Objective: Look through the listing and locate every line containing the word "Month"; copy those lines.
*****
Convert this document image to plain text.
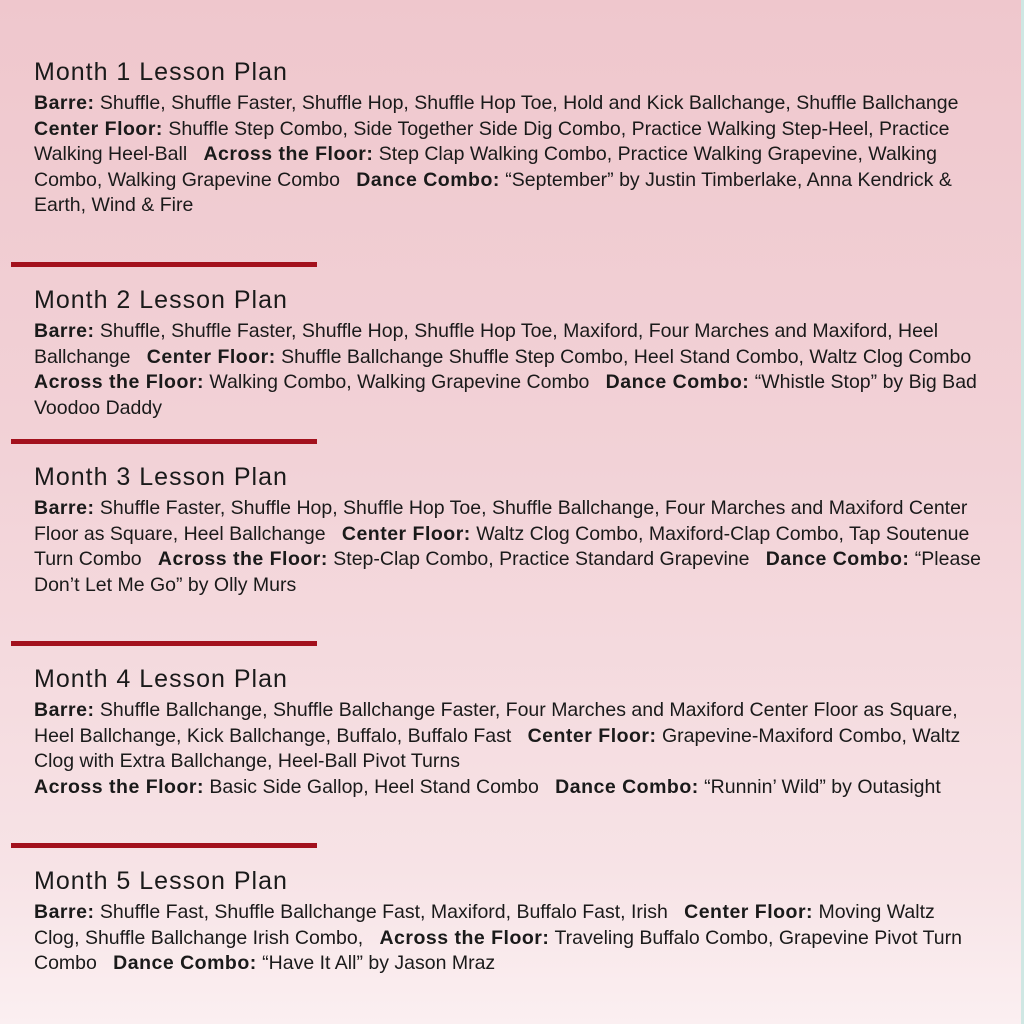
Month 1 Lesson Plan

Barre: Shuffle, Shuffle Faster, Shuffle Hop, Shuffle Hop Toe, Hold and Kick Ballchange, Shuffle Ballchange   Center Floor: Shuffle Step Combo, Side Together Side Dig Combo, Practice Walking Step-Heel, Practice Walking Heel-Ball Across the Floor: Step Clap Walking Combo, Practice Walking Grapevine, Walking Combo, Walking Grapevine Combo Dance Combo: “September” by Justin Timberlake, Anna Kendrick & Earth, Wind & Fire

Month 2 Lesson Plan

Barre: Shuffle, Shuffle Faster, Shuffle Hop, Shuffle Hop Toe, Maxiford, Four Marches and Maxiford, Heel Ballchange Center Floor: Shuffle Ballchange Shuffle Step Combo, Heel Stand Combo, Waltz Clog Combo   Across the Floor: Walking Combo, Walking Grapevine Combo Dance Combo: “Whistle Stop” by Big Bad Voodoo Daddy

Month 3 Lesson Plan

Barre: Shuffle Faster, Shuffle Hop, Shuffle Hop Toe, Shuffle Ballchange, Four Marches and Maxiford Center Floor as Square, Heel Ballchange Center Floor: Waltz Clog Combo, Maxiford-Clap Combo, Tap Soutenue Turn Combo Across the Floor: Step-Clap Combo, Practice Standard Grapevine Dance Combo: “Please Don’t Let Me Go” by Olly Murs

Month 4 Lesson Plan

Barre: Shuffle Ballchange, Shuffle Ballchange Faster, Four Marches and Maxiford Center Floor as Square, Heel Ballchange, Kick Ballchange, Buffalo, Buffalo Fast Center Floor: Grapevine-Maxiford Combo, Waltz Clog with Extra Ballchange, Heel-Ball Pivot Turns
Across the Floor: Basic Side Gallop, Heel Stand Combo Dance Combo: “Runnin’ Wild” by Outasight

Month 5 Lesson Plan

Barre: Shuffle Fast, Shuffle Ballchange Fast, Maxiford, Buffalo Fast, Irish Center Floor: Moving Waltz Clog, Shuffle Ballchange Irish Combo, Across the Floor: Traveling Buffalo Combo, Grapevine Pivot Turn Combo Dance Combo: “Have It All” by Jason Mraz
*****
Exercise answer:
Month 1 Lesson Plan
Month 2 Lesson Plan
Month 3 Lesson Plan
Month 4 Lesson Plan
Month 5 Lesson Plan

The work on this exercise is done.